## SHORT EXERCISE:
Would you output the whole listing below, exactly as it reads?

## DATA FOR THIS EXERCISE:
§ §

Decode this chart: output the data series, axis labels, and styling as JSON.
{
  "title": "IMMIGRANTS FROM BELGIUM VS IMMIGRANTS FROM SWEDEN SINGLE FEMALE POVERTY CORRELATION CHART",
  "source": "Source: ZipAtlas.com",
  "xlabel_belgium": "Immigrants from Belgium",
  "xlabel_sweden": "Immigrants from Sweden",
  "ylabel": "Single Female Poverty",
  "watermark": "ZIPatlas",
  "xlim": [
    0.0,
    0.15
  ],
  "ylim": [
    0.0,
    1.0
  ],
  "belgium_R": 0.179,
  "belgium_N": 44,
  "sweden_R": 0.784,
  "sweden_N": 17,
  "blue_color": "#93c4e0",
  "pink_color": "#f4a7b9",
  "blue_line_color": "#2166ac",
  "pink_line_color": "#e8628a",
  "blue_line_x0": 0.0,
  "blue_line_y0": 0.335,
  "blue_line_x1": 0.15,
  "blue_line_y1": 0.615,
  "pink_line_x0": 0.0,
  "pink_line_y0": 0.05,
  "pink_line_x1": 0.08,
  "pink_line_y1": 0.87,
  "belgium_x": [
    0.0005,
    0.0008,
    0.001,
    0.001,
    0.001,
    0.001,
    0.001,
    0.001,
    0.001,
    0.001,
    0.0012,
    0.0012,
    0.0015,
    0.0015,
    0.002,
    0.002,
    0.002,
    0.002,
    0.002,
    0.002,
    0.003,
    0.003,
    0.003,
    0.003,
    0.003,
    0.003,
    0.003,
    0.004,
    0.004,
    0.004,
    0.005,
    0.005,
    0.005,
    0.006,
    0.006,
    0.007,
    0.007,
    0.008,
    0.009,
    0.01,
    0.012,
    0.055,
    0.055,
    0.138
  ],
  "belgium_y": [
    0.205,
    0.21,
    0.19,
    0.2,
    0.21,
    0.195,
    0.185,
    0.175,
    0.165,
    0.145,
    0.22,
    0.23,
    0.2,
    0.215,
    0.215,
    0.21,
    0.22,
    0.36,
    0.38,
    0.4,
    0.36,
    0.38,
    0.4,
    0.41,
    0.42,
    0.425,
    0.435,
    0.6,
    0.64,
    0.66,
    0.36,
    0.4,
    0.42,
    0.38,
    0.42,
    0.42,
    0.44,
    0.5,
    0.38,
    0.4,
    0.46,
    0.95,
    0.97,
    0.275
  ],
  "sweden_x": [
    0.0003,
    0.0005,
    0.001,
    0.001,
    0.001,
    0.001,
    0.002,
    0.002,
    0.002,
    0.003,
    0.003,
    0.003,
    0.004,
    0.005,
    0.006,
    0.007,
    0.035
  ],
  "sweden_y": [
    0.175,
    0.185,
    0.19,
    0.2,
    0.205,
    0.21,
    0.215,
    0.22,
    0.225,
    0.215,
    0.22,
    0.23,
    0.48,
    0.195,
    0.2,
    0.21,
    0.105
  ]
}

§ §

## EXERCISE RESPONSE:
Decode this chart: output the data series, axis labels, and styling as JSON.
{
  "title": "IMMIGRANTS FROM BELGIUM VS IMMIGRANTS FROM SWEDEN SINGLE FEMALE POVERTY CORRELATION CHART",
  "source": "Source: ZipAtlas.com",
  "xlabel_belgium": "Immigrants from Belgium",
  "xlabel_sweden": "Immigrants from Sweden",
  "ylabel": "Single Female Poverty",
  "watermark": "ZIPatlas",
  "xlim": [
    0.0,
    0.15
  ],
  "ylim": [
    0.0,
    1.0
  ],
  "belgium_R": 0.179,
  "belgium_N": 44,
  "sweden_R": 0.784,
  "sweden_N": 17,
  "blue_color": "#93c4e0",
  "pink_color": "#f4a7b9",
  "blue_line_color": "#2166ac",
  "pink_line_color": "#e8628a",
  "blue_line_x0": 0.0,
  "blue_line_y0": 0.335,
  "blue_line_x1": 0.15,
  "blue_line_y1": 0.615,
  "pink_line_x0": 0.0,
  "pink_line_y0": 0.05,
  "pink_line_x1": 0.08,
  "pink_line_y1": 0.87,
  "belgium_x": [
    0.0005,
    0.0008,
    0.001,
    0.001,
    0.001,
    0.001,
    0.001,
    0.001,
    0.001,
    0.001,
    0.0012,
    0.0012,
    0.0015,
    0.0015,
    0.002,
    0.002,
    0.002,
    0.002,
    0.002,
    0.002,
    0.003,
    0.003,
    0.003,
    0.003,
    0.003,
    0.003,
    0.003,
    0.004,
    0.004,
    0.004,
    0.005,
    0.005,
    0.005,
    0.006,
    0.006,
    0.007,
    0.007,
    0.008,
    0.009,
    0.01,
    0.012,
    0.055,
    0.055,
    0.138
  ],
  "belgium_y": [
    0.205,
    0.21,
    0.19,
    0.2,
    0.21,
    0.195,
    0.185,
    0.175,
    0.165,
    0.145,
    0.22,
    0.23,
    0.2,
    0.215,
    0.215,
    0.21,
    0.22,
    0.36,
    0.38,
    0.4,
    0.36,
    0.38,
    0.4,
    0.41,
    0.42,
    0.425,
    0.435,
    0.6,
    0.64,
    0.66,
    0.36,
    0.4,
    0.42,
    0.38,
    0.42,
    0.42,
    0.44,
    0.5,
    0.38,
    0.4,
    0.46,
    0.95,
    0.97,
    0.275
  ],
  "sweden_x": [
    0.0003,
    0.0005,
    0.001,
    0.001,
    0.001,
    0.001,
    0.002,
    0.002,
    0.002,
    0.003,
    0.003,
    0.003,
    0.004,
    0.005,
    0.006,
    0.007,
    0.035
  ],
  "sweden_y": [
    0.175,
    0.185,
    0.19,
    0.2,
    0.205,
    0.21,
    0.215,
    0.22,
    0.225,
    0.215,
    0.22,
    0.23,
    0.48,
    0.195,
    0.2,
    0.21,
    0.105
  ]
}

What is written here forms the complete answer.